(Data entries)
__________

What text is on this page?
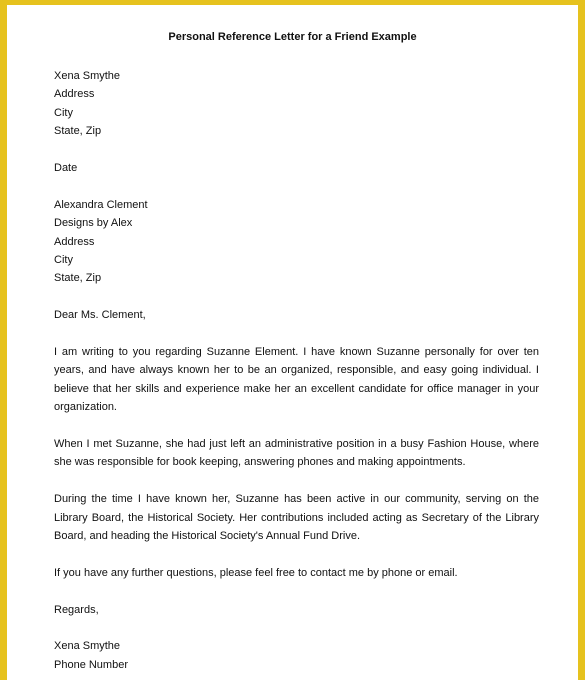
Personal Reference Letter for a Friend Example
Xena Smythe
Address
City
State, Zip
Date
Alexandra Clement
Designs by Alex
Address
City
State, Zip
Dear Ms. Clement,

I am writing to you regarding Suzanne Element. I have known Suzanne personally for over ten years, and have always known her to be an organized, responsible, and easy going individual. I believe that her skills and experience make her an excellent candidate for office manager in your organization.

When I met Suzanne, she had just left an administrative position in a busy Fashion House, where she was responsible for book keeping, answering phones and making appointments.

During the time I have known her, Suzanne has been active in our community, serving on the Library Board, the Historical Society. Her contributions included acting as Secretary of the Library Board, and heading the Historical Society's Annual Fund Drive.

If you have any further questions, please feel free to contact me by phone or email.

Regards,
Xena Smythe
Phone Number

__________

Goal — Leave out all images, then reproduce the entries above exactly.

Finished answer —
What text is on this page?
Personal Reference Letter for a Friend Example
Xena Smythe
Address
City
State, Zip
Date
Alexandra Clement
Designs by Alex
Address
City
State, Zip
Dear Ms. Clement,

I am writing to you regarding Suzanne Element. I have known Suzanne personally for over ten years, and have always known her to be an organized, responsible, and easy going individual. I believe that her skills and experience make her an excellent candidate for office manager in your organization.

When I met Suzanne, she had just left an administrative position in a busy Fashion House, where she was responsible for book keeping, answering phones and making appointments.

During the time I have known her, Suzanne has been active in our community, serving on the Library Board, the Historical Society. Her contributions included acting as Secretary of the Library Board, and heading the Historical Society's Annual Fund Drive.

If you have any further questions, please feel free to contact me by phone or email.

Regards,
Xena Smythe
Phone Number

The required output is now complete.